TASK:
Restate the listing that follows word for word, without its pictures.

DATASET EXTRACT:

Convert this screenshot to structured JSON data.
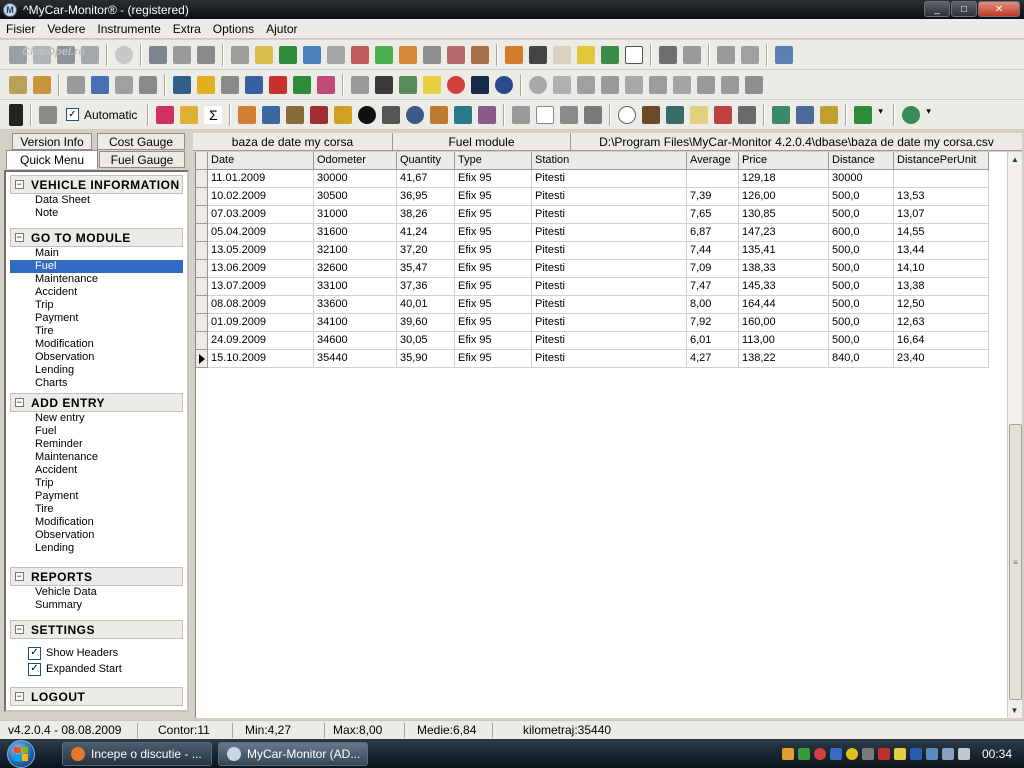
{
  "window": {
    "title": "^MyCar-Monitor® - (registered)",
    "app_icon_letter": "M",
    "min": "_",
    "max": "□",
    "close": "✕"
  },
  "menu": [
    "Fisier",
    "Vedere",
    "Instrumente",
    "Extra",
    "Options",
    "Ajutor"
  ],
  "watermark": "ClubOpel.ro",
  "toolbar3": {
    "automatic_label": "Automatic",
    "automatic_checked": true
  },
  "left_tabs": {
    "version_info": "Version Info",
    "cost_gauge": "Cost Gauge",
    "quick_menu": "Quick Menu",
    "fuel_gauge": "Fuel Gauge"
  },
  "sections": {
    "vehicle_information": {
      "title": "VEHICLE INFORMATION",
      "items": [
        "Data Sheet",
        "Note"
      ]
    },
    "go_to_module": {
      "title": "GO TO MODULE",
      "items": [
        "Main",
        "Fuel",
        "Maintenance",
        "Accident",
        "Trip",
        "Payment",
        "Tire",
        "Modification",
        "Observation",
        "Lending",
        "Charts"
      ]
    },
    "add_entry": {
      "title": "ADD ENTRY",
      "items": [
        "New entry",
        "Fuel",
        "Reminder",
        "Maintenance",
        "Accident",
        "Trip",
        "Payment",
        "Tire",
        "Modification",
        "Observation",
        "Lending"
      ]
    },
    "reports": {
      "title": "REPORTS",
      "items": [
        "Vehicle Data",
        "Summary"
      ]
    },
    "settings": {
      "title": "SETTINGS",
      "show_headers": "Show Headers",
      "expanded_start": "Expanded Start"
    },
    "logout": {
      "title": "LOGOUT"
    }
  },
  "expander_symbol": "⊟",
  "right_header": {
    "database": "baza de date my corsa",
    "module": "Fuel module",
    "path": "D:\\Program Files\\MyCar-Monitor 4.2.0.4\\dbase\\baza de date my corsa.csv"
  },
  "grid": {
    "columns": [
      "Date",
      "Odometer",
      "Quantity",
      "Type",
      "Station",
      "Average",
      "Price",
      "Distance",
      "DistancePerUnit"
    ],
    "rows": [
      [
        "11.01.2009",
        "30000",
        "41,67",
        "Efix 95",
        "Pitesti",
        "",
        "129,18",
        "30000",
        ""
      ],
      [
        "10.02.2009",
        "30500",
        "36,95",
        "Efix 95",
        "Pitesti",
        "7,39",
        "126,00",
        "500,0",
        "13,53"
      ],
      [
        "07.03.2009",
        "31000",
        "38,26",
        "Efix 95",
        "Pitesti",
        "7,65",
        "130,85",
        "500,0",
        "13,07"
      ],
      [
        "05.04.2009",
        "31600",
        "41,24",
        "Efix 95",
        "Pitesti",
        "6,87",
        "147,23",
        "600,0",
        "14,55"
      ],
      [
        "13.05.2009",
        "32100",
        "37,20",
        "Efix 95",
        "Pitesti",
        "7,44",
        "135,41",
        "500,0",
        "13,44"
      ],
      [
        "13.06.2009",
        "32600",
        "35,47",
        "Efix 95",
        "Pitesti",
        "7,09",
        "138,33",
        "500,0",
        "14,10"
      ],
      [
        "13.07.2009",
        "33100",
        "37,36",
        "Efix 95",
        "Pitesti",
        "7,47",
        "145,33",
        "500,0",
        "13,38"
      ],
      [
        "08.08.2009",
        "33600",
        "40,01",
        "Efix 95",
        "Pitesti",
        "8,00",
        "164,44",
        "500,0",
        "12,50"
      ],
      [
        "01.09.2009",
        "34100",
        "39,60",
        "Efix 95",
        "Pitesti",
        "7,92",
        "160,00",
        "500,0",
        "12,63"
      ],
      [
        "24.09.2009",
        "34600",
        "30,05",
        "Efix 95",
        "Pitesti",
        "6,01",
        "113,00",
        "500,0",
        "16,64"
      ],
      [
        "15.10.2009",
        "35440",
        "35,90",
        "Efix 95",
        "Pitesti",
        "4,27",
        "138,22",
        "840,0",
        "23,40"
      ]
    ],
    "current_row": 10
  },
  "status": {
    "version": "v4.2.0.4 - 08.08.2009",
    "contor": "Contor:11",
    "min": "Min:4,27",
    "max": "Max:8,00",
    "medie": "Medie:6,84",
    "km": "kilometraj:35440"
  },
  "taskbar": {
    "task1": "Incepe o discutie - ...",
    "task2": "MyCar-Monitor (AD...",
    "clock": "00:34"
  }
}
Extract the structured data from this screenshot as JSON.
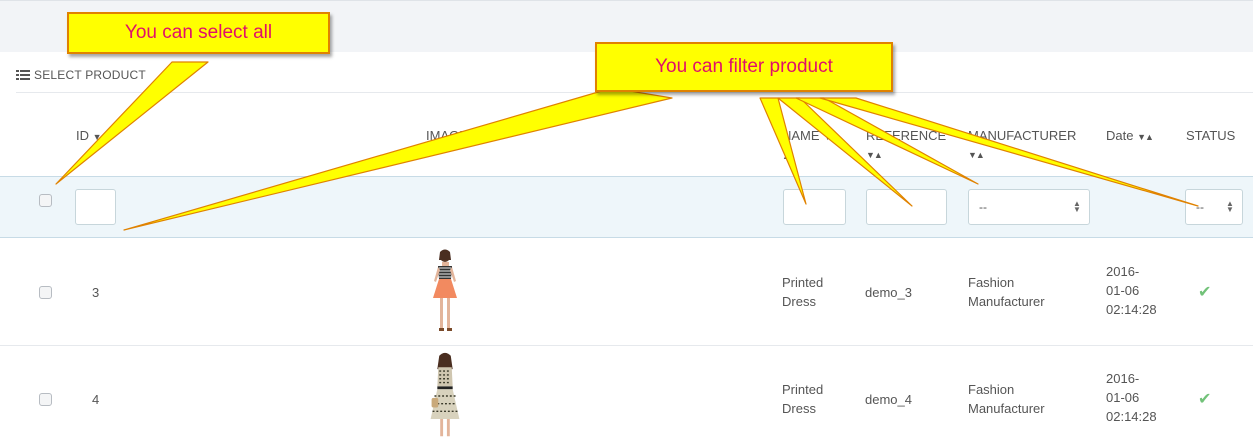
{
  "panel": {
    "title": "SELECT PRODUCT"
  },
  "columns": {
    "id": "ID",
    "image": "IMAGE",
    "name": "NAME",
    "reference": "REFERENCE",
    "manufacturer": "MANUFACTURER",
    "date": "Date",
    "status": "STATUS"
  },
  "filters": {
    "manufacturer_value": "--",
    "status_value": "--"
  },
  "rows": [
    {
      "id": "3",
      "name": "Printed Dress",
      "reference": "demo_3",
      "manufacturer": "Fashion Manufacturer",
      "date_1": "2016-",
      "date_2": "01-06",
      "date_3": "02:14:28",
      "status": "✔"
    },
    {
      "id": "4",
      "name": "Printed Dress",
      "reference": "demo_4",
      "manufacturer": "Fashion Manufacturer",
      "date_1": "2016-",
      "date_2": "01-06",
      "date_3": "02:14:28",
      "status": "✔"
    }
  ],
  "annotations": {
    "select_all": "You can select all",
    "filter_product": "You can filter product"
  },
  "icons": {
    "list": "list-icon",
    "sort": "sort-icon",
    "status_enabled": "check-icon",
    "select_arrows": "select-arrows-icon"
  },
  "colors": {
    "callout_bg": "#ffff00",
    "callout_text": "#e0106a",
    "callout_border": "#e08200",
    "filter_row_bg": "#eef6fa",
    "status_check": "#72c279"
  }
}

OUTPUT BELOW:
Convert this screenshot to structured JSON data.
{
  "window": {
    "title": "^MyCar-Monitor® - (registered)",
    "app_icon_letter": "M",
    "min": "_",
    "max": "□",
    "close": "✕"
  },
  "menu": [
    "Fisier",
    "Vedere",
    "Instrumente",
    "Extra",
    "Options",
    "Ajutor"
  ],
  "watermark": "ClubOpel.ro",
  "toolbar3": {
    "automatic_label": "Automatic",
    "automatic_checked": true
  },
  "left_tabs": {
    "version_info": "Version Info",
    "cost_gauge": "Cost Gauge",
    "quick_menu": "Quick Menu",
    "fuel_gauge": "Fuel Gauge"
  },
  "sections": {
    "vehicle_information": {
      "title": "VEHICLE INFORMATION",
      "items": [
        "Data Sheet",
        "Note"
      ]
    },
    "go_to_module": {
      "title": "GO TO MODULE",
      "items": [
        "Main",
        "Fuel",
        "Maintenance",
        "Accident",
        "Trip",
        "Payment",
        "Tire",
        "Modification",
        "Observation",
        "Lending",
        "Charts"
      ]
    },
    "add_entry": {
      "title": "ADD ENTRY",
      "items": [
        "New entry",
        "Fuel",
        "Reminder",
        "Maintenance",
        "Accident",
        "Trip",
        "Payment",
        "Tire",
        "Modification",
        "Observation",
        "Lending"
      ]
    },
    "reports": {
      "title": "REPORTS",
      "items": [
        "Vehicle Data",
        "Summary"
      ]
    },
    "settings": {
      "title": "SETTINGS",
      "show_headers": "Show Headers",
      "expanded_start": "Expanded Start"
    },
    "logout": {
      "title": "LOGOUT"
    }
  },
  "expander_symbol": "⊟",
  "right_header": {
    "database": "baza de date my corsa",
    "module": "Fuel module",
    "path": "D:\\Program Files\\MyCar-Monitor 4.2.0.4\\dbase\\baza de date my corsa.csv"
  },
  "grid": {
    "columns": [
      "Date",
      "Odometer",
      "Quantity",
      "Type",
      "Station",
      "Average",
      "Price",
      "Distance",
      "DistancePerUnit"
    ],
    "rows": [
      [
        "11.01.2009",
        "30000",
        "41,67",
        "Efix 95",
        "Pitesti",
        "",
        "129,18",
        "30000",
        ""
      ],
      [
        "10.02.2009",
        "30500",
        "36,95",
        "Efix 95",
        "Pitesti",
        "7,39",
        "126,00",
        "500,0",
        "13,53"
      ],
      [
        "07.03.2009",
        "31000",
        "38,26",
        "Efix 95",
        "Pitesti",
        "7,65",
        "130,85",
        "500,0",
        "13,07"
      ],
      [
        "05.04.2009",
        "31600",
        "41,24",
        "Efix 95",
        "Pitesti",
        "6,87",
        "147,23",
        "600,0",
        "14,55"
      ],
      [
        "13.05.2009",
        "32100",
        "37,20",
        "Efix 95",
        "Pitesti",
        "7,44",
        "135,41",
        "500,0",
        "13,44"
      ],
      [
        "13.06.2009",
        "32600",
        "35,47",
        "Efix 95",
        "Pitesti",
        "7,09",
        "138,33",
        "500,0",
        "14,10"
      ],
      [
        "13.07.2009",
        "33100",
        "37,36",
        "Efix 95",
        "Pitesti",
        "7,47",
        "145,33",
        "500,0",
        "13,38"
      ],
      [
        "08.08.2009",
        "33600",
        "40,01",
        "Efix 95",
        "Pitesti",
        "8,00",
        "164,44",
        "500,0",
        "12,50"
      ],
      [
        "01.09.2009",
        "34100",
        "39,60",
        "Efix 95",
        "Pitesti",
        "7,92",
        "160,00",
        "500,0",
        "12,63"
      ],
      [
        "24.09.2009",
        "34600",
        "30,05",
        "Efix 95",
        "Pitesti",
        "6,01",
        "113,00",
        "500,0",
        "16,64"
      ],
      [
        "15.10.2009",
        "35440",
        "35,90",
        "Efix 95",
        "Pitesti",
        "4,27",
        "138,22",
        "840,0",
        "23,40"
      ]
    ],
    "current_row": 10
  },
  "status": {
    "version": "v4.2.0.4 - 08.08.2009",
    "contor": "Contor:11",
    "min": "Min:4,27",
    "max": "Max:8,00",
    "medie": "Medie:6,84",
    "km": "kilometraj:35440"
  },
  "taskbar": {
    "task1": "Incepe o discutie - ...",
    "task2": "MyCar-Monitor (AD...",
    "clock": "00:34"
  }
}
Extract the structured data from this screenshot as JSON.
{
  "panel": {
    "title": "SELECT PRODUCT"
  },
  "columns": {
    "id": "ID",
    "image": "IMAGE",
    "name": "NAME",
    "reference": "REFERENCE",
    "manufacturer": "MANUFACTURER",
    "date": "Date",
    "status": "STATUS"
  },
  "filters": {
    "manufacturer_value": "--",
    "status_value": "--"
  },
  "rows": [
    {
      "id": "3",
      "name": "Printed Dress",
      "reference": "demo_3",
      "manufacturer": "Fashion Manufacturer",
      "date_1": "2016-",
      "date_2": "01-06",
      "date_3": "02:14:28",
      "status": "✔"
    },
    {
      "id": "4",
      "name": "Printed Dress",
      "reference": "demo_4",
      "manufacturer": "Fashion Manufacturer",
      "date_1": "2016-",
      "date_2": "01-06",
      "date_3": "02:14:28",
      "status": "✔"
    }
  ],
  "annotations": {
    "select_all": "You can select all",
    "filter_product": "You can filter product"
  },
  "icons": {
    "list": "list-icon",
    "sort": "sort-icon",
    "status_enabled": "check-icon",
    "select_arrows": "select-arrows-icon"
  },
  "colors": {
    "callout_bg": "#ffff00",
    "callout_text": "#e0106a",
    "callout_border": "#e08200",
    "filter_row_bg": "#eef6fa",
    "status_check": "#72c279"
  }
}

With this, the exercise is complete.